■ Required work:
Identify each line holding the string "libertà" and copy it.

##### Records for processing

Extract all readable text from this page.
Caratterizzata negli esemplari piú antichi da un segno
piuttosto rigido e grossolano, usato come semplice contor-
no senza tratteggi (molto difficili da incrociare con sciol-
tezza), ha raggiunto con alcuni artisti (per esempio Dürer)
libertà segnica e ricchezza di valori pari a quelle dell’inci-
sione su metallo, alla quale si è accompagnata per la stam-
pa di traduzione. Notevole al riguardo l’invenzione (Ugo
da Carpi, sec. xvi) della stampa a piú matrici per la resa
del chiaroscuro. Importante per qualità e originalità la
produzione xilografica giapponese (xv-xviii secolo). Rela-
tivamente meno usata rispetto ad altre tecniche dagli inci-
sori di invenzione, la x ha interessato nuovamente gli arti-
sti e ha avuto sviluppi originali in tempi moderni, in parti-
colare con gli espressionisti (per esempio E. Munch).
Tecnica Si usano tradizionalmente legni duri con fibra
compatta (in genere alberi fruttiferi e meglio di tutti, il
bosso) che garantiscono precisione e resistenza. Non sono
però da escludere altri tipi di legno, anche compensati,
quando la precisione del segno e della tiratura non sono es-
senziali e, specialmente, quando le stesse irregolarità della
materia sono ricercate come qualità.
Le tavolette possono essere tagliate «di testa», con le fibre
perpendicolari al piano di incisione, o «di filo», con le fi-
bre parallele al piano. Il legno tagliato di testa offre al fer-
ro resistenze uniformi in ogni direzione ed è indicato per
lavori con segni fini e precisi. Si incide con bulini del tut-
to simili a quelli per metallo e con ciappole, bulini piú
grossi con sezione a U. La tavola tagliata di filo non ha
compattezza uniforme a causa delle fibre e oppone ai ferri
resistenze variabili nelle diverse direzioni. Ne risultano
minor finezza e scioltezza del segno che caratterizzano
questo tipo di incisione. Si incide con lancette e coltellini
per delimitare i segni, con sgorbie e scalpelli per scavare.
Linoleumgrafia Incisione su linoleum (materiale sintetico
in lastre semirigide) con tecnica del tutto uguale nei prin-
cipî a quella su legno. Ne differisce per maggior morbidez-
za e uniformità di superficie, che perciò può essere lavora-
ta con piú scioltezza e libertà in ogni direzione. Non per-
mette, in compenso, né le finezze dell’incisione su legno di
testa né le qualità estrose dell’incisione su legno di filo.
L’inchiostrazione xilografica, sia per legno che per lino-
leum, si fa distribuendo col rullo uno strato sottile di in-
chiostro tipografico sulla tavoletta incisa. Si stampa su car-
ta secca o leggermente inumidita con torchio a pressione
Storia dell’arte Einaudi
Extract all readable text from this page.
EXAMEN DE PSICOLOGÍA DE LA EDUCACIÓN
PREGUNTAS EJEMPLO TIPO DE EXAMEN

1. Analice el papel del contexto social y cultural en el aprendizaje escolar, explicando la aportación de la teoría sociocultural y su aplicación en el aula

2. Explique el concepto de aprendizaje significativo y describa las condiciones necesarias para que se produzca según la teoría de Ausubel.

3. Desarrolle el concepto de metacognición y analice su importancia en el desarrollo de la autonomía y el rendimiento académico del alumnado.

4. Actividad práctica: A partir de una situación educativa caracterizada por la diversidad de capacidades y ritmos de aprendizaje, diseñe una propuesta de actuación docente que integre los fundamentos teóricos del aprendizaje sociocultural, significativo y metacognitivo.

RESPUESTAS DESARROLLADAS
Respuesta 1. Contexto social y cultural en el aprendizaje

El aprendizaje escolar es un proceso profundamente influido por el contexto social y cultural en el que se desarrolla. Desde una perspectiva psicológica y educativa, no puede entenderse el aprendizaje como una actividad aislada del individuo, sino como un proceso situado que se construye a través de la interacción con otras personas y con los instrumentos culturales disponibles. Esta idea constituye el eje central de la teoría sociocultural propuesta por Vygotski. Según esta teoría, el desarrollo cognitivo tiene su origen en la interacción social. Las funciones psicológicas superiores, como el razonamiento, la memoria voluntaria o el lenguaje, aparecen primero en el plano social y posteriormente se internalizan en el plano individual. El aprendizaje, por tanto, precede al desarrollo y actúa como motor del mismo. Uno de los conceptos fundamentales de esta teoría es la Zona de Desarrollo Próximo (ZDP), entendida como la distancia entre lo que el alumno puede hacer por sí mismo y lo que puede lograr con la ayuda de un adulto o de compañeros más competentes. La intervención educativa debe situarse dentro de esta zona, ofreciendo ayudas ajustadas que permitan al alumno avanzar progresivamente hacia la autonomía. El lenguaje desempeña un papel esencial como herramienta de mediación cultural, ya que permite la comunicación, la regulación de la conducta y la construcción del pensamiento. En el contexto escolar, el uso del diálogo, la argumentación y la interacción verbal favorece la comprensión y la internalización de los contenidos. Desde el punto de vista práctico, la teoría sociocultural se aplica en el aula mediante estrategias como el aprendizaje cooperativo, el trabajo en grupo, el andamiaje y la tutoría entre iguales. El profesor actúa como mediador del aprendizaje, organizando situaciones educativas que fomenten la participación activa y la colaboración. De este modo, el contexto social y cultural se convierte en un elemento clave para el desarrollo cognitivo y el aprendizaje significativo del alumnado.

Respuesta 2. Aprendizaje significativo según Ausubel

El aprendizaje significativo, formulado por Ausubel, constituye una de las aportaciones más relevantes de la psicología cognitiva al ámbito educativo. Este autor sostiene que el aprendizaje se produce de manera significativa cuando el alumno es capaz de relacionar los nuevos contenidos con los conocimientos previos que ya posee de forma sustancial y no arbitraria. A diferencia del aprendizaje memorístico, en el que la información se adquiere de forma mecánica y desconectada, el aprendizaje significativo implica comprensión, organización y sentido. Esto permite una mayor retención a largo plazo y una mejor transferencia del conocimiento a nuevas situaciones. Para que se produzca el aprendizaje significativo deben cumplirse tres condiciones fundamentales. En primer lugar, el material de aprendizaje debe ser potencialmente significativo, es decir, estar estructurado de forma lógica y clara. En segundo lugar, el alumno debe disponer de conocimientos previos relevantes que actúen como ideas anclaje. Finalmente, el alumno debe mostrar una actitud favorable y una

##########

■ Exercise answer:
libertà segnica e ricchezza di valori pari a quelle dell’inci-
ta con piú scioltezza e libertà in ogni direzione. Non per-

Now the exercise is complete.